### MATERIAL PROVIDED

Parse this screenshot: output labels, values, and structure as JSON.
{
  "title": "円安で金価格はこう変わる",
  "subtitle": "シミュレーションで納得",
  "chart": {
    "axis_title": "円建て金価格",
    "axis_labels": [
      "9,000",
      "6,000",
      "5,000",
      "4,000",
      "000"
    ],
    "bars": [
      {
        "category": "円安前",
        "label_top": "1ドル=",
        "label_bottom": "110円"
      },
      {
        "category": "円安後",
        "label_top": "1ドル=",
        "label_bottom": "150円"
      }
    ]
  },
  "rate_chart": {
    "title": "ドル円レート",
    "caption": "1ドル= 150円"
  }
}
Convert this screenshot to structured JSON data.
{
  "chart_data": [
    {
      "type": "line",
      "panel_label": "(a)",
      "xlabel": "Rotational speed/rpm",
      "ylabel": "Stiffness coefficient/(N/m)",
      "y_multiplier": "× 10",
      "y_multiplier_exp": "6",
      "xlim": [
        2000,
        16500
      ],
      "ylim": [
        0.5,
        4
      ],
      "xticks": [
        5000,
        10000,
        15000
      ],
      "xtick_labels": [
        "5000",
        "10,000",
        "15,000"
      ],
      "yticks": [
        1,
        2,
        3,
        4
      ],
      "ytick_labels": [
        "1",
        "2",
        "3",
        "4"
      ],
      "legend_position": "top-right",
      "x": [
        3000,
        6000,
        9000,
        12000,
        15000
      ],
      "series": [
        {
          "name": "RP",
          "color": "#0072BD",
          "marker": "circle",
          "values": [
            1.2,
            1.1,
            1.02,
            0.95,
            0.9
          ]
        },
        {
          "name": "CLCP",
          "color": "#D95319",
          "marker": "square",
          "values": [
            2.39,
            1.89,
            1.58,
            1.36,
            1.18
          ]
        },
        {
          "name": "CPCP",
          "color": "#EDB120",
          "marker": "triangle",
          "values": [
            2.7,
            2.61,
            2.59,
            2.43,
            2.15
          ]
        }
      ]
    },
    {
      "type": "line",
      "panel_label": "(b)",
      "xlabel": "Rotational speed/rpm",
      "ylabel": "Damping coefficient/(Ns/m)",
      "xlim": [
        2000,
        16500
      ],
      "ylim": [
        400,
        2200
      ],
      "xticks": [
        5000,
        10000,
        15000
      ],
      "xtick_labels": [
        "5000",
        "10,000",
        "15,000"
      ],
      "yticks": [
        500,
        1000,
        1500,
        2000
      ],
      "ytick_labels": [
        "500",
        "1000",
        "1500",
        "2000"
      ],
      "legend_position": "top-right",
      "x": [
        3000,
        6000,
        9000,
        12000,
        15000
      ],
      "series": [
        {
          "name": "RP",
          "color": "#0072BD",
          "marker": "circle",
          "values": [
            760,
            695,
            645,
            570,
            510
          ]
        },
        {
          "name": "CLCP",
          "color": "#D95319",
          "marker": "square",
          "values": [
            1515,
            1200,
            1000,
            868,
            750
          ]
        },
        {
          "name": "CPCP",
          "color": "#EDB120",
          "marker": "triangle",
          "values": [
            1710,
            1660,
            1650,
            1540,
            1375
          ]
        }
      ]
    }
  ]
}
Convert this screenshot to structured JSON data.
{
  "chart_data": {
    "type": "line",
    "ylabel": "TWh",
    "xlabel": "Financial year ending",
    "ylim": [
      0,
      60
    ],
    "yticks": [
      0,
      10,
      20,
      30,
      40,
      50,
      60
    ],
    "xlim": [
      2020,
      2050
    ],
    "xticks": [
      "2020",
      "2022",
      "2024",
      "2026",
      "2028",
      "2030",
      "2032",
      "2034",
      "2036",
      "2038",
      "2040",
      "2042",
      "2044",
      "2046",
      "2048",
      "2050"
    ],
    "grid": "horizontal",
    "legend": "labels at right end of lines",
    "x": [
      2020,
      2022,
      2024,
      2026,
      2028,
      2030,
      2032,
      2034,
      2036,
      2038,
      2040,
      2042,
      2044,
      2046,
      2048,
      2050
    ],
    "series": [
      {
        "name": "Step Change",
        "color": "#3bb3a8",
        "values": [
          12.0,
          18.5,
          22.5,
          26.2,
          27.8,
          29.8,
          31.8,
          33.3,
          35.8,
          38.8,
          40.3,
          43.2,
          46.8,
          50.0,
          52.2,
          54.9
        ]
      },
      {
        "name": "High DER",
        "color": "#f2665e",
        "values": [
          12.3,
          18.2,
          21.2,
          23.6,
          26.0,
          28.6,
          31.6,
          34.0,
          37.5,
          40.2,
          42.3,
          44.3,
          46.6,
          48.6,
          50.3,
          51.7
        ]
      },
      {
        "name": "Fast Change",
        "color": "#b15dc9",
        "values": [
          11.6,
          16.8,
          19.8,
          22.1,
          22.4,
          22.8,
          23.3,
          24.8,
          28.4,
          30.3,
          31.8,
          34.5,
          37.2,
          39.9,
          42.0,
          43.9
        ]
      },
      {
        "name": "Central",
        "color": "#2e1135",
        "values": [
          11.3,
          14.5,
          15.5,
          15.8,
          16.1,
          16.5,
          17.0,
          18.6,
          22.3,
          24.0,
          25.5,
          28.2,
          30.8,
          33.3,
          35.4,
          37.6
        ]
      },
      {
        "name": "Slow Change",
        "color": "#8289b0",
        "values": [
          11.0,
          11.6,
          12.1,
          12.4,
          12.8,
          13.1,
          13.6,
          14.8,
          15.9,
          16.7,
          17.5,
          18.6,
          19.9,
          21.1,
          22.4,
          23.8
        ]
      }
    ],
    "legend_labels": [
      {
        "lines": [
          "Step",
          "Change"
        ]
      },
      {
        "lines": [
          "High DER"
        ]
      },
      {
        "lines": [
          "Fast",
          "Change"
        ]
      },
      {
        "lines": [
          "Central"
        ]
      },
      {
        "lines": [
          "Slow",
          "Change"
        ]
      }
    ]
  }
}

### WHAT YOU ARE ASKED TO DO
Each record above should be repeated exactly as it appears.

### OUTPUT OF THE EXERCISE
Parse this screenshot: output labels, values, and structure as JSON.
{
  "title": "円安で金価格はこう変わる",
  "subtitle": "シミュレーションで納得",
  "chart": {
    "axis_title": "円建て金価格",
    "axis_labels": [
      "9,000",
      "6,000",
      "5,000",
      "4,000",
      "000"
    ],
    "bars": [
      {
        "category": "円安前",
        "label_top": "1ドル=",
        "label_bottom": "110円"
      },
      {
        "category": "円安後",
        "label_top": "1ドル=",
        "label_bottom": "150円"
      }
    ]
  },
  "rate_chart": {
    "title": "ドル円レート",
    "caption": "1ドル= 150円"
  }
}
Convert this screenshot to structured JSON data.
{
  "chart_data": [
    {
      "type": "line",
      "panel_label": "(a)",
      "xlabel": "Rotational speed/rpm",
      "ylabel": "Stiffness coefficient/(N/m)",
      "y_multiplier": "× 10",
      "y_multiplier_exp": "6",
      "xlim": [
        2000,
        16500
      ],
      "ylim": [
        0.5,
        4
      ],
      "xticks": [
        5000,
        10000,
        15000
      ],
      "xtick_labels": [
        "5000",
        "10,000",
        "15,000"
      ],
      "yticks": [
        1,
        2,
        3,
        4
      ],
      "ytick_labels": [
        "1",
        "2",
        "3",
        "4"
      ],
      "legend_position": "top-right",
      "x": [
        3000,
        6000,
        9000,
        12000,
        15000
      ],
      "series": [
        {
          "name": "RP",
          "color": "#0072BD",
          "marker": "circle",
          "values": [
            1.2,
            1.1,
            1.02,
            0.95,
            0.9
          ]
        },
        {
          "name": "CLCP",
          "color": "#D95319",
          "marker": "square",
          "values": [
            2.39,
            1.89,
            1.58,
            1.36,
            1.18
          ]
        },
        {
          "name": "CPCP",
          "color": "#EDB120",
          "marker": "triangle",
          "values": [
            2.7,
            2.61,
            2.59,
            2.43,
            2.15
          ]
        }
      ]
    },
    {
      "type": "line",
      "panel_label": "(b)",
      "xlabel": "Rotational speed/rpm",
      "ylabel": "Damping coefficient/(Ns/m)",
      "xlim": [
        2000,
        16500
      ],
      "ylim": [
        400,
        2200
      ],
      "xticks": [
        5000,
        10000,
        15000
      ],
      "xtick_labels": [
        "5000",
        "10,000",
        "15,000"
      ],
      "yticks": [
        500,
        1000,
        1500,
        2000
      ],
      "ytick_labels": [
        "500",
        "1000",
        "1500",
        "2000"
      ],
      "legend_position": "top-right",
      "x": [
        3000,
        6000,
        9000,
        12000,
        15000
      ],
      "series": [
        {
          "name": "RP",
          "color": "#0072BD",
          "marker": "circle",
          "values": [
            760,
            695,
            645,
            570,
            510
          ]
        },
        {
          "name": "CLCP",
          "color": "#D95319",
          "marker": "square",
          "values": [
            1515,
            1200,
            1000,
            868,
            750
          ]
        },
        {
          "name": "CPCP",
          "color": "#EDB120",
          "marker": "triangle",
          "values": [
            1710,
            1660,
            1650,
            1540,
            1375
          ]
        }
      ]
    }
  ]
}
Convert this screenshot to structured JSON data.
{
  "chart_data": {
    "type": "line",
    "ylabel": "TWh",
    "xlabel": "Financial year ending",
    "ylim": [
      0,
      60
    ],
    "yticks": [
      0,
      10,
      20,
      30,
      40,
      50,
      60
    ],
    "xlim": [
      2020,
      2050
    ],
    "xticks": [
      "2020",
      "2022",
      "2024",
      "2026",
      "2028",
      "2030",
      "2032",
      "2034",
      "2036",
      "2038",
      "2040",
      "2042",
      "2044",
      "2046",
      "2048",
      "2050"
    ],
    "grid": "horizontal",
    "legend": "labels at right end of lines",
    "x": [
      2020,
      2022,
      2024,
      2026,
      2028,
      2030,
      2032,
      2034,
      2036,
      2038,
      2040,
      2042,
      2044,
      2046,
      2048,
      2050
    ],
    "series": [
      {
        "name": "Step Change",
        "color": "#3bb3a8",
        "values": [
          12.0,
          18.5,
          22.5,
          26.2,
          27.8,
          29.8,
          31.8,
          33.3,
          35.8,
          38.8,
          40.3,
          43.2,
          46.8,
          50.0,
          52.2,
          54.9
        ]
      },
      {
        "name": "High DER",
        "color": "#f2665e",
        "values": [
          12.3,
          18.2,
          21.2,
          23.6,
          26.0,
          28.6,
          31.6,
          34.0,
          37.5,
          40.2,
          42.3,
          44.3,
          46.6,
          48.6,
          50.3,
          51.7
        ]
      },
      {
        "name": "Fast Change",
        "color": "#b15dc9",
        "values": [
          11.6,
          16.8,
          19.8,
          22.1,
          22.4,
          22.8,
          23.3,
          24.8,
          28.4,
          30.3,
          31.8,
          34.5,
          37.2,
          39.9,
          42.0,
          43.9
        ]
      },
      {
        "name": "Central",
        "color": "#2e1135",
        "values": [
          11.3,
          14.5,
          15.5,
          15.8,
          16.1,
          16.5,
          17.0,
          18.6,
          22.3,
          24.0,
          25.5,
          28.2,
          30.8,
          33.3,
          35.4,
          37.6
        ]
      },
      {
        "name": "Slow Change",
        "color": "#8289b0",
        "values": [
          11.0,
          11.6,
          12.1,
          12.4,
          12.8,
          13.1,
          13.6,
          14.8,
          15.9,
          16.7,
          17.5,
          18.6,
          19.9,
          21.1,
          22.4,
          23.8
        ]
      }
    ],
    "legend_labels": [
      {
        "lines": [
          "Step",
          "Change"
        ]
      },
      {
        "lines": [
          "High DER"
        ]
      },
      {
        "lines": [
          "Fast",
          "Change"
        ]
      },
      {
        "lines": [
          "Central"
        ]
      },
      {
        "lines": [
          "Slow",
          "Change"
        ]
      }
    ]
  }
}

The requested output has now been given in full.